- Testo dato -
┌──

La fine annunciata non è uno scoop del quarantesimo anniversario. Non è di oggi, né di ieri.

In certo senso, e fino a un certo punto, il ’68 è finito, senza tante storie. Ma: in un altro senso, e fino a un certo punto? Nel senso e al punto che si tratta di un contenzioso, di una di quelle questioni che fanno da spartiacque, di quelle questioni non archiviate, su cui non ci si riconcilia. Perché se ci si riconciliasse, se si facesse la pace, diceva Peguy alla luce di un altro episodio famoso, vorrebbe dire che non ci si capirebbe più niente. Vorrebbe dire che la memoria viva sarebbe morta e pietrificata in storia monumentale e archivistica.

└──

- Consegna -
Nel testo sul ’68, a chi viene attribuita l'idea che, se si facesse la pace, non ci si capirebbe più niente?

(Parte di un file di dati)
┌──

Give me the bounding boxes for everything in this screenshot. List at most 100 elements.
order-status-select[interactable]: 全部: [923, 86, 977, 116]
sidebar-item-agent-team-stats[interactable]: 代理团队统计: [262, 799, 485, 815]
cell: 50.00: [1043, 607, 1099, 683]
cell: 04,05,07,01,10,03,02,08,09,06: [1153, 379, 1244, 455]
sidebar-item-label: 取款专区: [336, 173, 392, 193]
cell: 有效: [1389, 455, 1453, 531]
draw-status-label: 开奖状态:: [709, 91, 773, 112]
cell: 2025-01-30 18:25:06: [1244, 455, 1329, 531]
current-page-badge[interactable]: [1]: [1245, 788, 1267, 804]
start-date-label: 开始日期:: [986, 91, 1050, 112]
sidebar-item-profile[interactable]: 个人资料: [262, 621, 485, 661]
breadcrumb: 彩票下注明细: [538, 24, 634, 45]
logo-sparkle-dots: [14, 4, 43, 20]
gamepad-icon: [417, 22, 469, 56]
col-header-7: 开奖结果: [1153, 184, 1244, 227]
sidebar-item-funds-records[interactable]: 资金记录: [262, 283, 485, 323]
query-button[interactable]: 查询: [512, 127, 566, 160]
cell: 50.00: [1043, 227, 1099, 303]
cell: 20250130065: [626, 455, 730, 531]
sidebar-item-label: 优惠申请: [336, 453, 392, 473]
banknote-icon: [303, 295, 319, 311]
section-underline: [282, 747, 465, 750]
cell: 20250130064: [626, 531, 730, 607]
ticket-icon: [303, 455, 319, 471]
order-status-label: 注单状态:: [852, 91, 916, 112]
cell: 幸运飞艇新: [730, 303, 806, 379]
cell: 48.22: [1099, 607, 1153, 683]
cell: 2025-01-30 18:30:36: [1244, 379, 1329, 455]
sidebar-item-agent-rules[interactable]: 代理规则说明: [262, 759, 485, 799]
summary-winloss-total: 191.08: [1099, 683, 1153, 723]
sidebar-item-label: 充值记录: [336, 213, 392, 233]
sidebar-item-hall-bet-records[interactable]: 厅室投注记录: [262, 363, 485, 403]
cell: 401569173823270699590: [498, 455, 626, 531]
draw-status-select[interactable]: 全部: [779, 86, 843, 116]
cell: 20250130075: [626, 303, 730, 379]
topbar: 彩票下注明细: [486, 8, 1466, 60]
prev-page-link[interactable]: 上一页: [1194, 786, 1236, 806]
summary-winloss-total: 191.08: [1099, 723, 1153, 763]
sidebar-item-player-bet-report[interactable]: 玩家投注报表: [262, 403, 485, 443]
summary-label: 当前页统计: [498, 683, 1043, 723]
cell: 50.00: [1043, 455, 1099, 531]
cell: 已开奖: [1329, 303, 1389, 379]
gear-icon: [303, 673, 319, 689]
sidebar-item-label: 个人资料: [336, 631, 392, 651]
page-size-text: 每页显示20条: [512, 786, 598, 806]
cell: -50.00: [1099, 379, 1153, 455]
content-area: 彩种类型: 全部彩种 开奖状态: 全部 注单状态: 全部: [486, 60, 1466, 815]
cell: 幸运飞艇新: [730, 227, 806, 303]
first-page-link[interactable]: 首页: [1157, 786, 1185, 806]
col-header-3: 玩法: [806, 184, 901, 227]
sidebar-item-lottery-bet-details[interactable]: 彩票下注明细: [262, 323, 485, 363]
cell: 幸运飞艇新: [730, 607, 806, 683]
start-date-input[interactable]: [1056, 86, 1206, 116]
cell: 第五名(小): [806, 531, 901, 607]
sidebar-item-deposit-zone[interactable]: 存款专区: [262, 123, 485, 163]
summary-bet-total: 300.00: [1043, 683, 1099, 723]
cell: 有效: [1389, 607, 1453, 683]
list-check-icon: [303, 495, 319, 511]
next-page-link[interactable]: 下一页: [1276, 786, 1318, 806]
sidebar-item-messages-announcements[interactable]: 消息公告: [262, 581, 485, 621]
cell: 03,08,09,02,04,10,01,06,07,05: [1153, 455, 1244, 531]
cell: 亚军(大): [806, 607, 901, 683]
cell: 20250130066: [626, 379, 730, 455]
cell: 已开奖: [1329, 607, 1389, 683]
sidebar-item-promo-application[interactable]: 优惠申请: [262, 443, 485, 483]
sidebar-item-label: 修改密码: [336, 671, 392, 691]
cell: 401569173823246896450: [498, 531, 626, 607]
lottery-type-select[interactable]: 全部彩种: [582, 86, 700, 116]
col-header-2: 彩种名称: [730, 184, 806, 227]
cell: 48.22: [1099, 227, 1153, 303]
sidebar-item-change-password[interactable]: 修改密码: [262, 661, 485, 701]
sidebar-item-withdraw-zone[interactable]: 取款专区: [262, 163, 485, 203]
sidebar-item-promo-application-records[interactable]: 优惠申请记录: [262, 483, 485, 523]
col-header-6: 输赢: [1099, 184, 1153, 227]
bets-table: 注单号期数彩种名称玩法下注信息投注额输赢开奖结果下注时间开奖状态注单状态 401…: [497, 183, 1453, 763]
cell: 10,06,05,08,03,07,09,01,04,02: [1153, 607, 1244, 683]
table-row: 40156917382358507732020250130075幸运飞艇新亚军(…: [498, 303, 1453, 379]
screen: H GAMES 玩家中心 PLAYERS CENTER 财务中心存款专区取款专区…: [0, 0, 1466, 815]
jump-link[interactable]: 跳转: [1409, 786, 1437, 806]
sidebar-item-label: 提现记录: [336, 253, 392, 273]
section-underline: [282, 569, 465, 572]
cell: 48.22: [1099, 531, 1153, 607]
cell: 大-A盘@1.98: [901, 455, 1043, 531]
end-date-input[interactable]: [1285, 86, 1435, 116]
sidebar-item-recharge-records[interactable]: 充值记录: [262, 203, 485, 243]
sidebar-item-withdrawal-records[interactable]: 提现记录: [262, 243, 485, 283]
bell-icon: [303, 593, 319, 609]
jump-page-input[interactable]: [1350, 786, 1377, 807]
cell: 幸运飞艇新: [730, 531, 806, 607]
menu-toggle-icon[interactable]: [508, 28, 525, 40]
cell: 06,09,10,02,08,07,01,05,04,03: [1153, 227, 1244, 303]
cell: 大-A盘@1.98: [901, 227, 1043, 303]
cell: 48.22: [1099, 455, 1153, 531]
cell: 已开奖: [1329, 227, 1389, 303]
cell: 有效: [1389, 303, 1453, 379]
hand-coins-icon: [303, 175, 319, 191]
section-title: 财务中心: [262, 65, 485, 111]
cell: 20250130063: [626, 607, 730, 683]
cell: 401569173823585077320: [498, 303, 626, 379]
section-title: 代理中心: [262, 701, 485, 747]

└──

- Risultato -
A Peguy.